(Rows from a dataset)

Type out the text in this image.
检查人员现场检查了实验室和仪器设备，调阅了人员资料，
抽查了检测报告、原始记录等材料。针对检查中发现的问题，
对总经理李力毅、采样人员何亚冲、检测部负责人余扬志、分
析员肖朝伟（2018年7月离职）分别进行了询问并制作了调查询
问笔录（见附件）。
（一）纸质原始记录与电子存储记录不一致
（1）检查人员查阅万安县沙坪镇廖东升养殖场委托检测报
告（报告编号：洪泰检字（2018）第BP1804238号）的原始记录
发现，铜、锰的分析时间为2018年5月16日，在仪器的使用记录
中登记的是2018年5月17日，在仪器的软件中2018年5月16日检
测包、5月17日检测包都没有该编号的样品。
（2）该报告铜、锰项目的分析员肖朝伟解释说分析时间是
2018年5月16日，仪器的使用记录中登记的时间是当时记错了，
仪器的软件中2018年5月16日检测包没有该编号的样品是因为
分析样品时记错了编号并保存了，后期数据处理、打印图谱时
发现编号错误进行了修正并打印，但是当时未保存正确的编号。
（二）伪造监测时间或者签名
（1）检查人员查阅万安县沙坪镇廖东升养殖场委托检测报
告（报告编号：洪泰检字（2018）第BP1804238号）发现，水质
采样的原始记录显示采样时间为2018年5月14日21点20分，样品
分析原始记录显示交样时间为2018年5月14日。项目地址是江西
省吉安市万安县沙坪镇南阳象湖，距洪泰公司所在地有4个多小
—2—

_Goal_:
Above are the records; copy all of them exactly.

_Exercise answer_:
Type out the text in this image.
检查人员现场检查了实验室和仪器设备，调阅了人员资料，
抽查了检测报告、原始记录等材料。针对检查中发现的问题，
对总经理李力毅、采样人员何亚冲、检测部负责人余扬志、分
析员肖朝伟（2018年7月离职）分别进行了询问并制作了调查询
问笔录（见附件）。
（一）纸质原始记录与电子存储记录不一致
（1）检查人员查阅万安县沙坪镇廖东升养殖场委托检测报
告（报告编号：洪泰检字（2018）第BP1804238号）的原始记录
发现，铜、锰的分析时间为2018年5月16日，在仪器的使用记录
中登记的是2018年5月17日，在仪器的软件中2018年5月16日检
测包、5月17日检测包都没有该编号的样品。
（2）该报告铜、锰项目的分析员肖朝伟解释说分析时间是
2018年5月16日，仪器的使用记录中登记的时间是当时记错了，
仪器的软件中2018年5月16日检测包没有该编号的样品是因为
分析样品时记错了编号并保存了，后期数据处理、打印图谱时
发现编号错误进行了修正并打印，但是当时未保存正确的编号。
（二）伪造监测时间或者签名
（1）检查人员查阅万安县沙坪镇廖东升养殖场委托检测报
告（报告编号：洪泰检字（2018）第BP1804238号）发现，水质
采样的原始记录显示采样时间为2018年5月14日21点20分，样品
分析原始记录显示交样时间为2018年5月14日。项目地址是江西
省吉安市万安县沙坪镇南阳象湖，距洪泰公司所在地有4个多小
—2—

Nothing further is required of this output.